**Task details:** Make an exact copy of the lines, leaving the pictures out.

**Information provided:**
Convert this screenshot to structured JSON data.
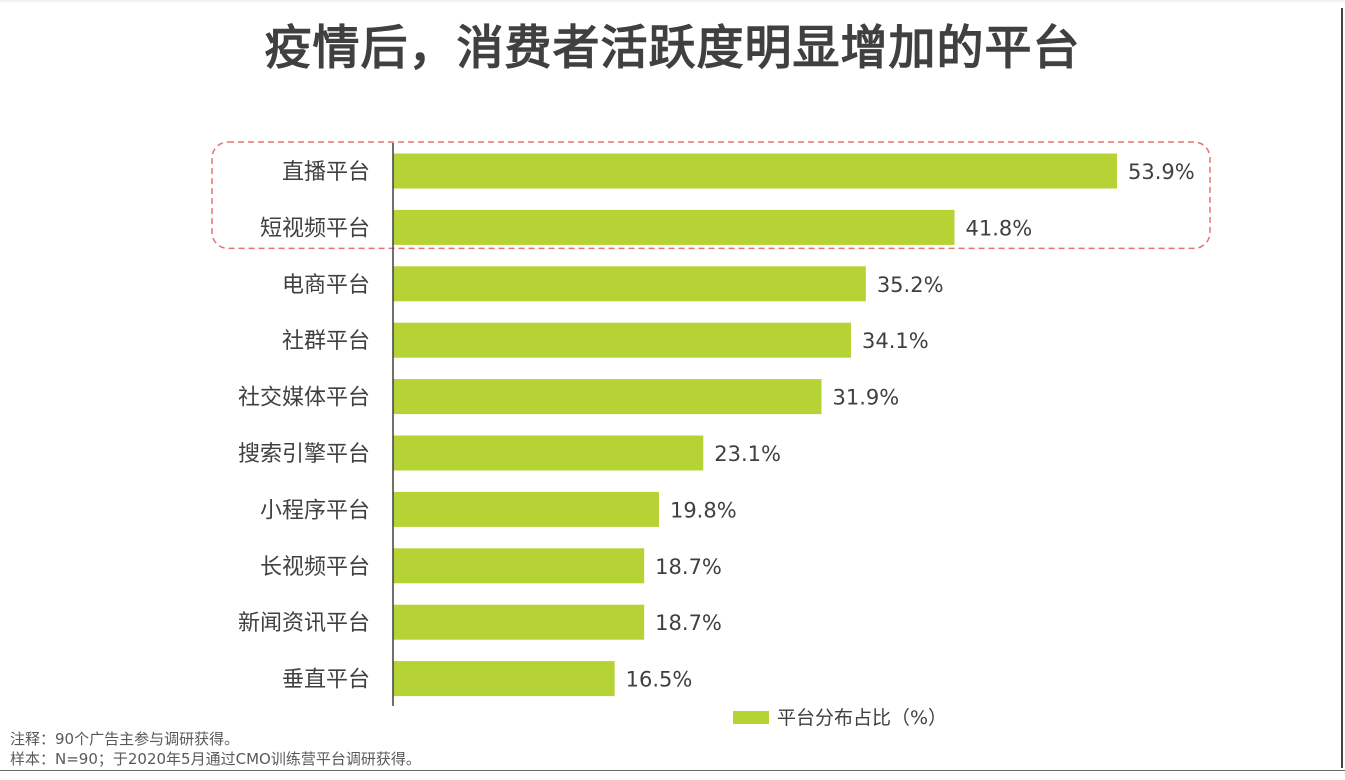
{
  "title": "疫情后，消费者活跃度明显增加的平台",
  "chart_data": {
    "type": "bar",
    "orientation": "horizontal",
    "categories": [
      "直播平台",
      "短视频平台",
      "电商平台",
      "社群平台",
      "社交媒体平台",
      "搜索引擎平台",
      "小程序平台",
      "长视频平台",
      "新闻资讯平台",
      "垂直平台"
    ],
    "series": [
      {
        "name": "平台分布占比（%）",
        "values": [
          53.9,
          41.8,
          35.2,
          34.1,
          31.9,
          23.1,
          19.8,
          18.7,
          18.7,
          16.5
        ],
        "labels": [
          "53.9%",
          "41.8%",
          "35.2%",
          "34.1%",
          "31.9%",
          "23.1%",
          "19.8%",
          "18.7%",
          "18.7%",
          "16.5%"
        ]
      }
    ],
    "highlighted_categories": [
      "直播平台",
      "短视频平台"
    ],
    "bar_color": "#b5d334",
    "highlight_color": "#e57373",
    "legend_position": "bottom-right",
    "grid": false
  },
  "notes": {
    "note": "注释：90个广告主参与调研获得。",
    "sample": "样本：N=90；于2020年5月通过CMO训练营平台调研获得。"
  }
}
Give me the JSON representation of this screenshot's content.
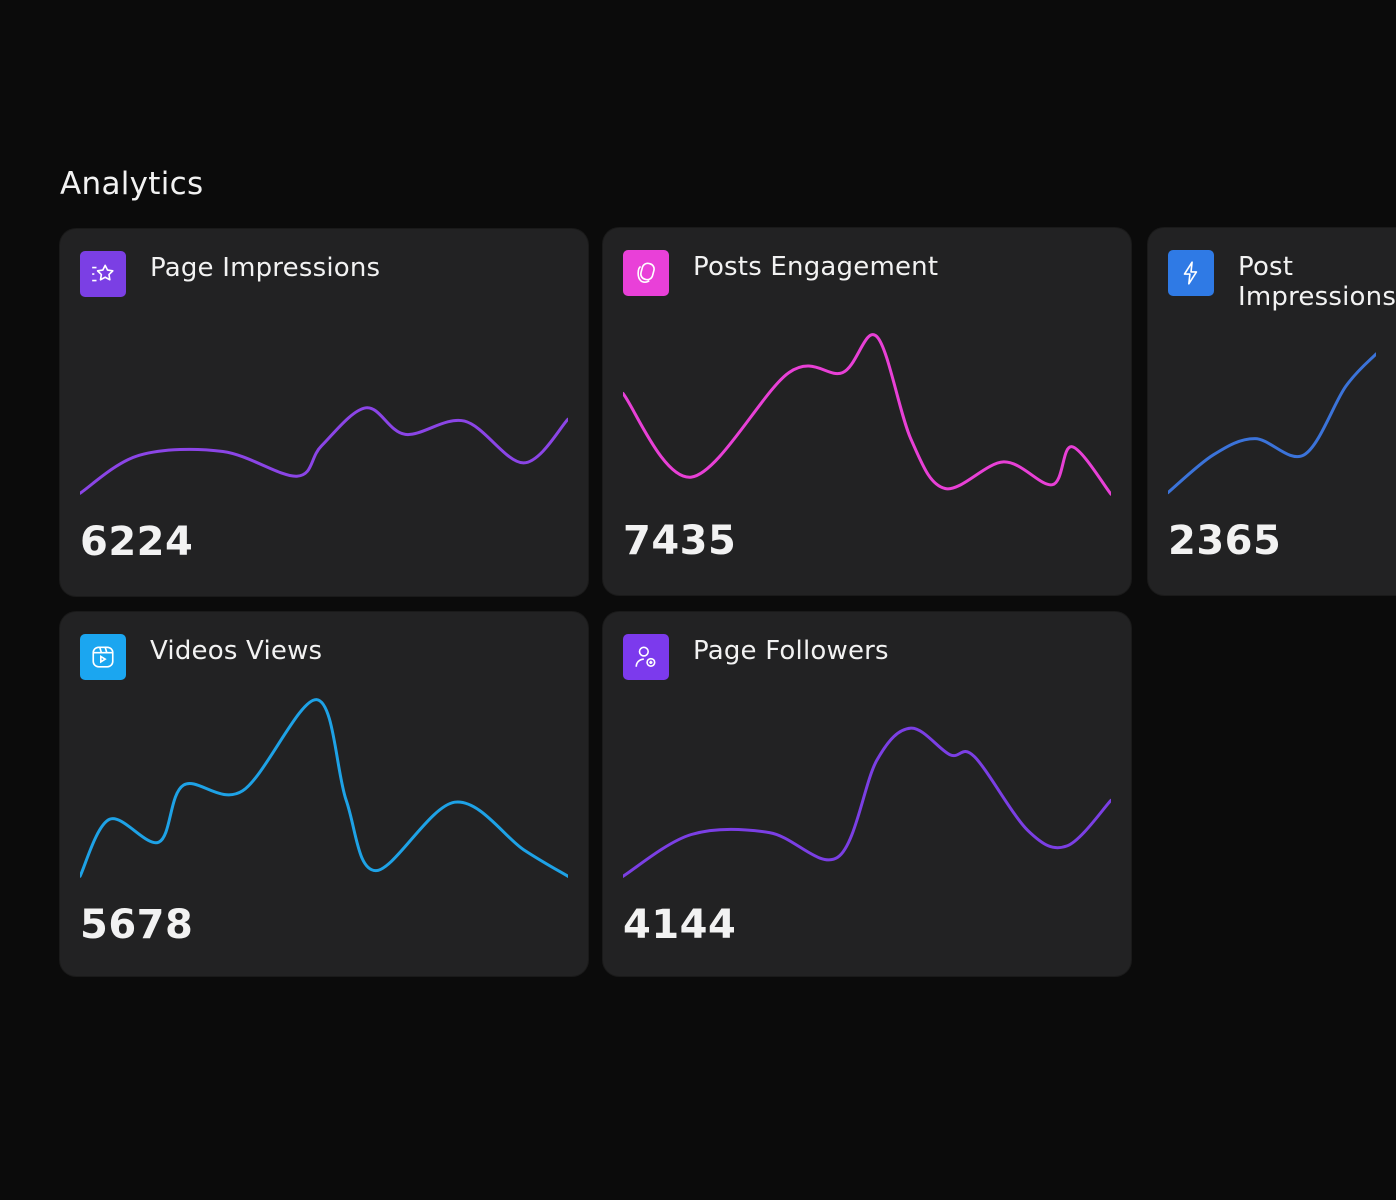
{
  "header": {
    "title": "Analytics"
  },
  "chart_data": [
    {
      "type": "line",
      "title": "Page Impressions",
      "value": "6224",
      "icon": "star-list-icon",
      "color": "#8b45e6",
      "icon_bg": "#7b3fe4",
      "ylim": [
        0,
        100
      ],
      "x": [
        0,
        12,
        29,
        44,
        49,
        58,
        66,
        78,
        90,
        99
      ],
      "y": [
        3,
        23,
        25,
        12,
        28,
        48,
        34,
        41,
        19,
        42
      ]
    },
    {
      "type": "line",
      "title": "Posts Engagement",
      "value": "7435",
      "icon": "cards-icon",
      "color": "#e840d6",
      "icon_bg": "#e940d8",
      "ylim": [
        0,
        100
      ],
      "x": [
        0,
        14,
        34,
        45,
        52,
        59,
        66,
        78,
        88,
        92,
        100
      ],
      "y": [
        55,
        11,
        66,
        66,
        85,
        31,
        5,
        19,
        7,
        27,
        2
      ]
    },
    {
      "type": "line",
      "title": "Post Impressions",
      "value": "2365",
      "icon": "lightning-icon",
      "color": "#3b73d9",
      "icon_bg": "#2f7ae5",
      "ylim": [
        0,
        100
      ],
      "x": [
        0,
        12,
        23,
        36,
        47,
        55
      ],
      "y": [
        3,
        24,
        33,
        24,
        62,
        80
      ]
    },
    {
      "type": "line",
      "title": "Videos Views",
      "value": "5678",
      "icon": "video-reel-icon",
      "color": "#1ea2e6",
      "icon_bg": "#1ba6f0",
      "ylim": [
        0,
        100
      ],
      "x": [
        0,
        6,
        16,
        21,
        33,
        48,
        54,
        60,
        76,
        90,
        99
      ],
      "y": [
        3,
        33,
        21,
        51,
        48,
        96,
        43,
        6,
        42,
        17,
        3
      ]
    },
    {
      "type": "line",
      "title": "Page Followers",
      "value": "4144",
      "icon": "user-add-icon",
      "color": "#7b3fe4",
      "icon_bg": "#7c3aed",
      "ylim": [
        0,
        100
      ],
      "x": [
        0,
        14,
        30,
        44,
        52,
        59,
        67,
        72,
        83,
        91,
        100
      ],
      "y": [
        3,
        25,
        26,
        13,
        64,
        81,
        67,
        66,
        27,
        19,
        43
      ]
    }
  ]
}
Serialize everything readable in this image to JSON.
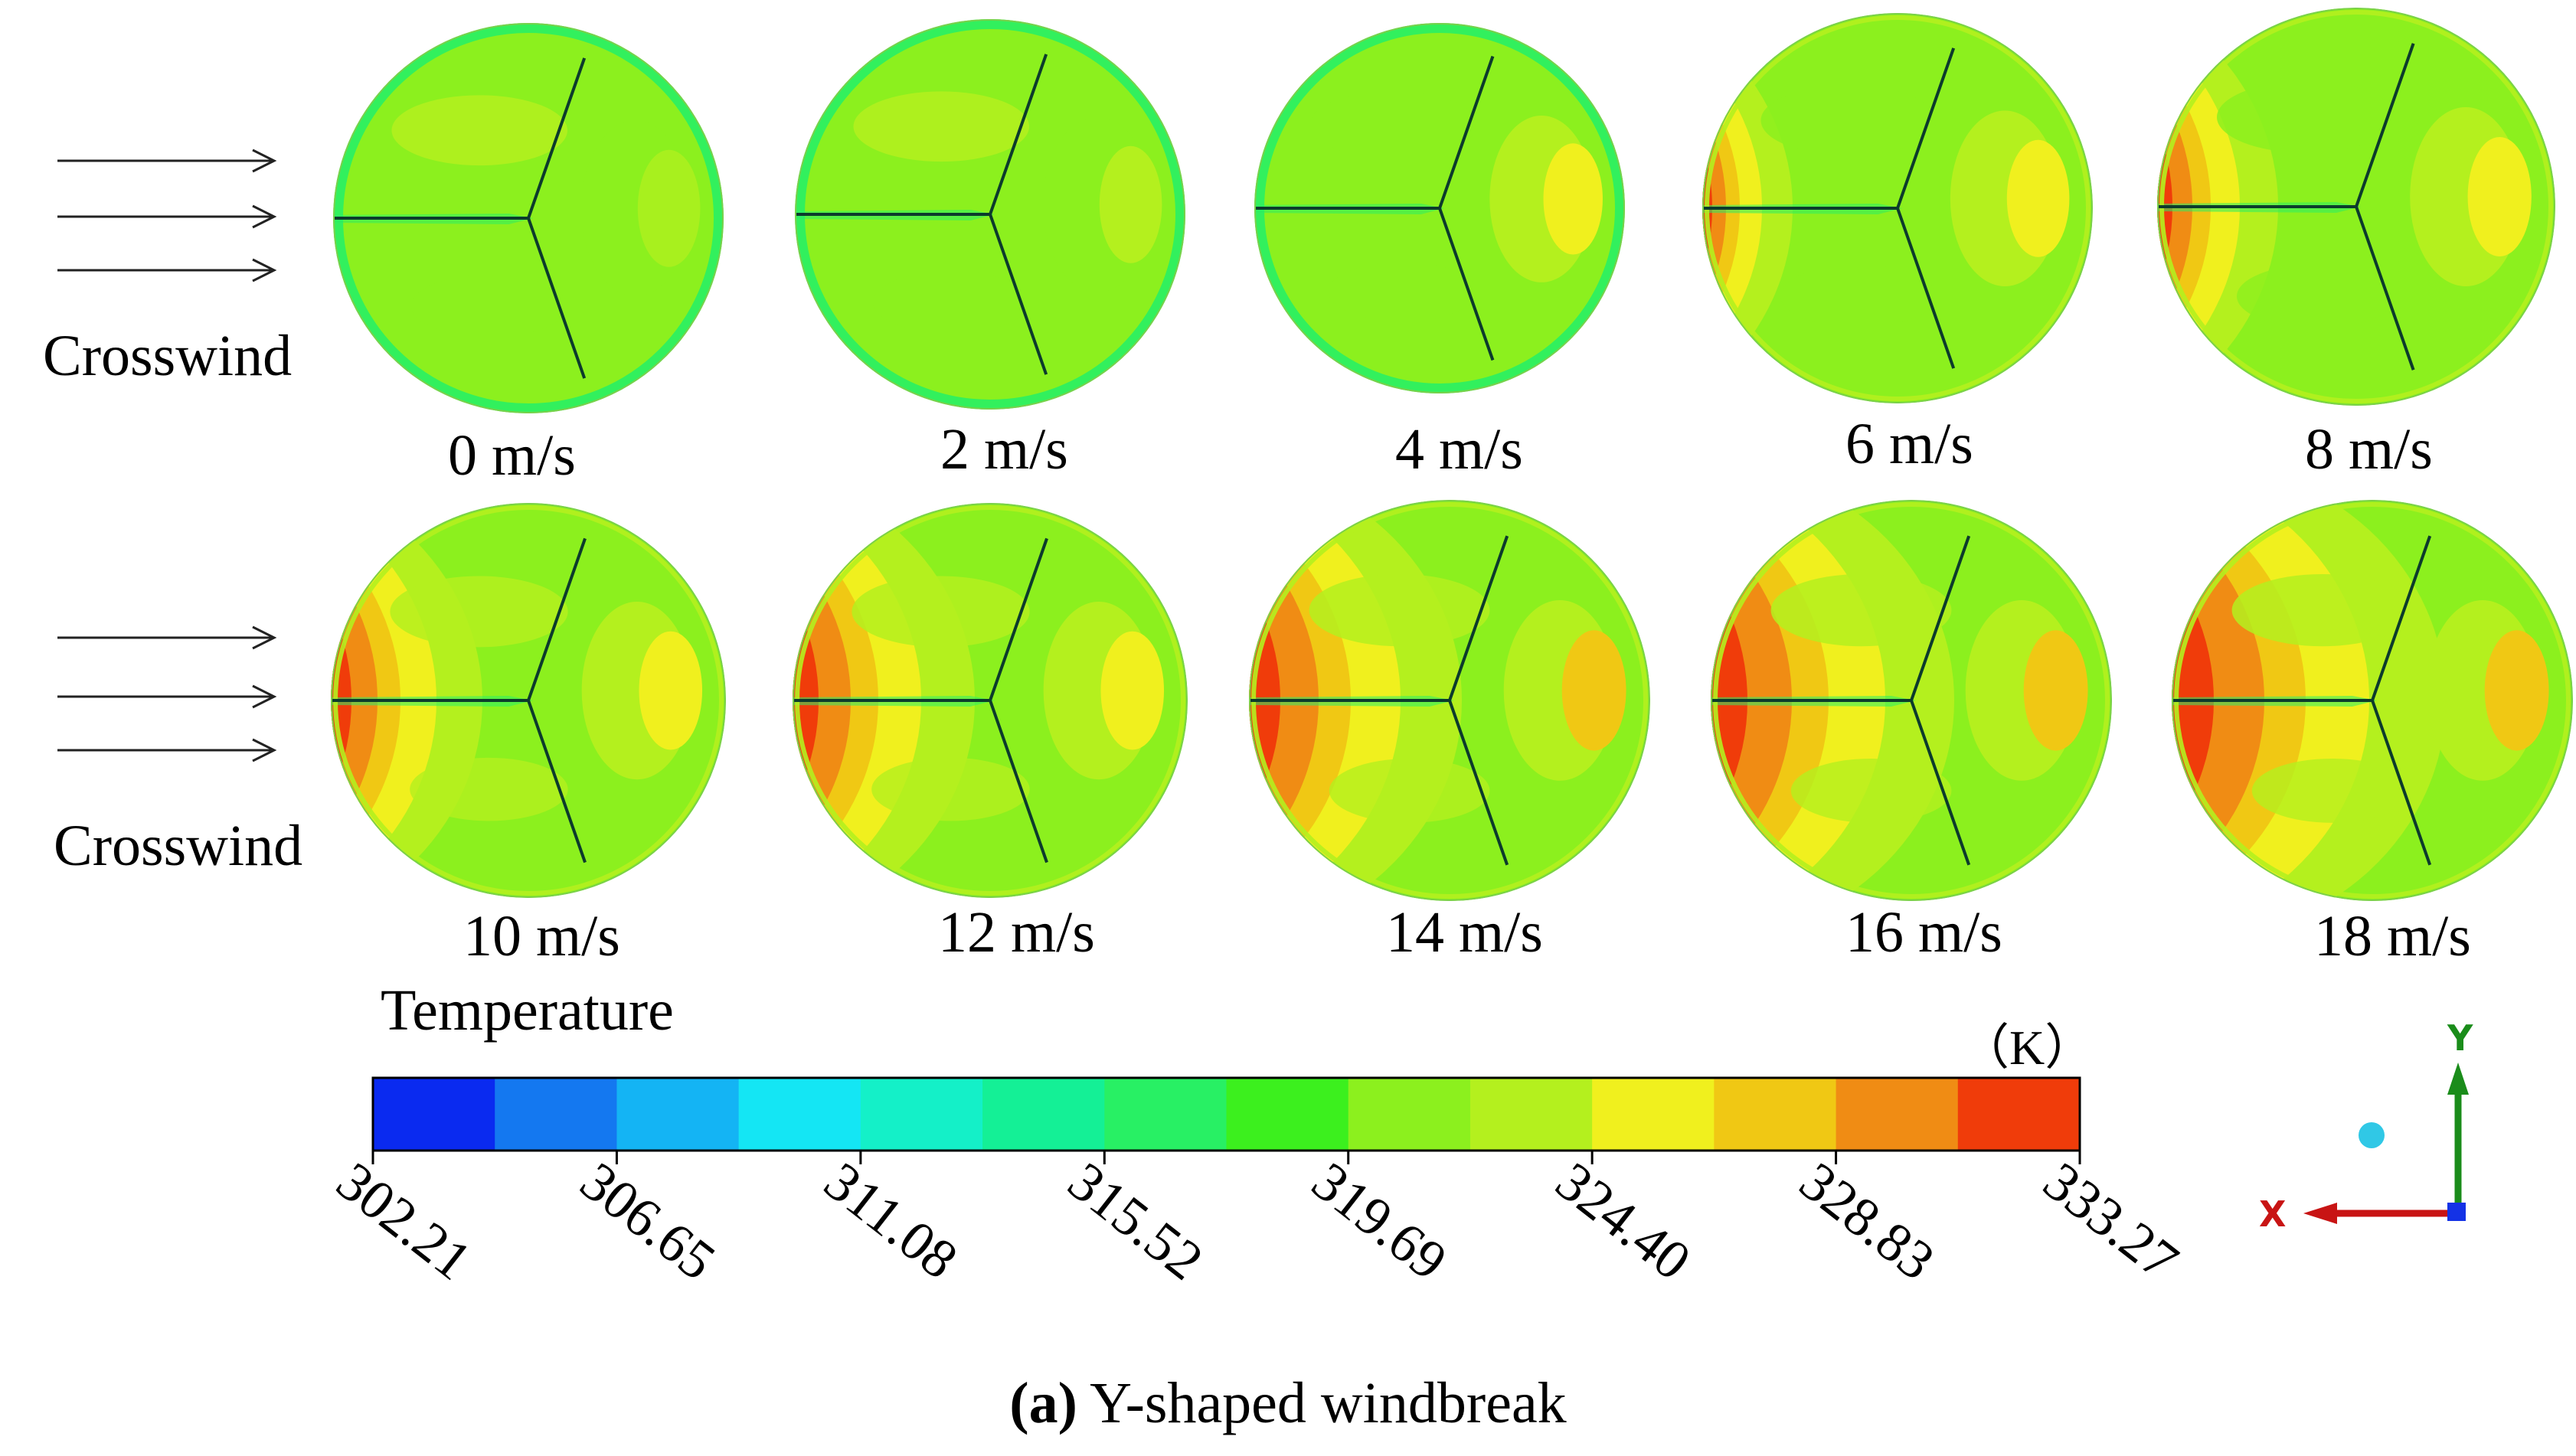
{
  "crosswind_label": "Crosswind",
  "speeds": [
    "0 m/s",
    "2 m/s",
    "4 m/s",
    "6 m/s",
    "8 m/s",
    "10 m/s",
    "12 m/s",
    "14 m/s",
    "16 m/s",
    "18 m/s"
  ],
  "legend": {
    "title": "Temperature",
    "unit": "（K）",
    "ticks": [
      "302.21",
      "306.65",
      "311.08",
      "315.52",
      "319.69",
      "324.40",
      "328.83",
      "333.27"
    ],
    "colors": [
      "#0a2af0",
      "#1478f0",
      "#14b4f4",
      "#14e6f4",
      "#14f0c8",
      "#14f096",
      "#28f064",
      "#3cf01e",
      "#8cf01e",
      "#b4f01e",
      "#f0f01e",
      "#f0c814",
      "#f08c14",
      "#f03c0a"
    ]
  },
  "axes_triad": {
    "y_label": "Y",
    "x_label": "X"
  },
  "caption": {
    "tag": "(a)",
    "text": " Y-shaped windbreak"
  },
  "colors": {
    "arrow": "#222222",
    "y_axis": "#1a8c1a",
    "x_axis": "#c81414",
    "origin": "#1432e6",
    "sphere": "#30c8e6"
  }
}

**Full answer:**
Convert this screenshot to structured JSON data.
{
  "title": "疫情后，消费者活跃度明显增加的平台",
  "chart_data": {
    "type": "bar",
    "orientation": "horizontal",
    "categories": [
      "直播平台",
      "短视频平台",
      "电商平台",
      "社群平台",
      "社交媒体平台",
      "搜索引擎平台",
      "小程序平台",
      "长视频平台",
      "新闻资讯平台",
      "垂直平台"
    ],
    "series": [
      {
        "name": "平台分布占比（%）",
        "values": [
          53.9,
          41.8,
          35.2,
          34.1,
          31.9,
          23.1,
          19.8,
          18.7,
          18.7,
          16.5
        ],
        "labels": [
          "53.9%",
          "41.8%",
          "35.2%",
          "34.1%",
          "31.9%",
          "23.1%",
          "19.8%",
          "18.7%",
          "18.7%",
          "16.5%"
        ]
      }
    ],
    "highlighted_categories": [
      "直播平台",
      "短视频平台"
    ],
    "bar_color": "#b5d334",
    "highlight_color": "#e57373",
    "legend_position": "bottom-right",
    "grid": false
  },
  "notes": {
    "note": "注释：90个广告主参与调研获得。",
    "sample": "样本：N=90；于2020年5月通过CMO训练营平台调研获得。"
  }
}
Give me the JSON representation of this screenshot's content.
{
  "header": {
    "title": "Analytics"
  },
  "chart_data": [
    {
      "type": "line",
      "title": "Page Impressions",
      "value": "6224",
      "icon": "star-list-icon",
      "color": "#8b45e6",
      "icon_bg": "#7b3fe4",
      "ylim": [
        0,
        100
      ],
      "x": [
        0,
        12,
        29,
        44,
        49,
        58,
        66,
        78,
        90,
        99
      ],
      "y": [
        3,
        23,
        25,
        12,
        28,
        48,
        34,
        41,
        19,
        42
      ]
    },
    {
      "type": "line",
      "title": "Posts Engagement",
      "value": "7435",
      "icon": "cards-icon",
      "color": "#e840d6",
      "icon_bg": "#e940d8",
      "ylim": [
        0,
        100
      ],
      "x": [
        0,
        14,
        34,
        45,
        52,
        59,
        66,
        78,
        88,
        92,
        100
      ],
      "y": [
        55,
        11,
        66,
        66,
        85,
        31,
        5,
        19,
        7,
        27,
        2
      ]
    },
    {
      "type": "line",
      "title": "Post Impressions",
      "value": "2365",
      "icon": "lightning-icon",
      "color": "#3b73d9",
      "icon_bg": "#2f7ae5",
      "ylim": [
        0,
        100
      ],
      "x": [
        0,
        12,
        23,
        36,
        47,
        55
      ],
      "y": [
        3,
        24,
        33,
        24,
        62,
        80
      ]
    },
    {
      "type": "line",
      "title": "Videos Views",
      "value": "5678",
      "icon": "video-reel-icon",
      "color": "#1ea2e6",
      "icon_bg": "#1ba6f0",
      "ylim": [
        0,
        100
      ],
      "x": [
        0,
        6,
        16,
        21,
        33,
        48,
        54,
        60,
        76,
        90,
        99
      ],
      "y": [
        3,
        33,
        21,
        51,
        48,
        96,
        43,
        6,
        42,
        17,
        3
      ]
    },
    {
      "type": "line",
      "title": "Page Followers",
      "value": "4144",
      "icon": "user-add-icon",
      "color": "#7b3fe4",
      "icon_bg": "#7c3aed",
      "ylim": [
        0,
        100
      ],
      "x": [
        0,
        14,
        30,
        44,
        52,
        59,
        67,
        72,
        83,
        91,
        100
      ],
      "y": [
        3,
        25,
        26,
        13,
        64,
        81,
        67,
        66,
        27,
        19,
        43
      ]
    }
  ]
}
Serialize everything readable in this image to JSON.
{
  "crosswind_label": "Crosswind",
  "speeds": [
    "0 m/s",
    "2 m/s",
    "4 m/s",
    "6 m/s",
    "8 m/s",
    "10 m/s",
    "12 m/s",
    "14 m/s",
    "16 m/s",
    "18 m/s"
  ],
  "legend": {
    "title": "Temperature",
    "unit": "（K）",
    "ticks": [
      "302.21",
      "306.65",
      "311.08",
      "315.52",
      "319.69",
      "324.40",
      "328.83",
      "333.27"
    ],
    "colors": [
      "#0a2af0",
      "#1478f0",
      "#14b4f4",
      "#14e6f4",
      "#14f0c8",
      "#14f096",
      "#28f064",
      "#3cf01e",
      "#8cf01e",
      "#b4f01e",
      "#f0f01e",
      "#f0c814",
      "#f08c14",
      "#f03c0a"
    ]
  },
  "axes_triad": {
    "y_label": "Y",
    "x_label": "X"
  },
  "caption": {
    "tag": "(a)",
    "text": " Y-shaped windbreak"
  },
  "colors": {
    "arrow": "#222222",
    "y_axis": "#1a8c1a",
    "x_axis": "#c81414",
    "origin": "#1432e6",
    "sphere": "#30c8e6"
  }
}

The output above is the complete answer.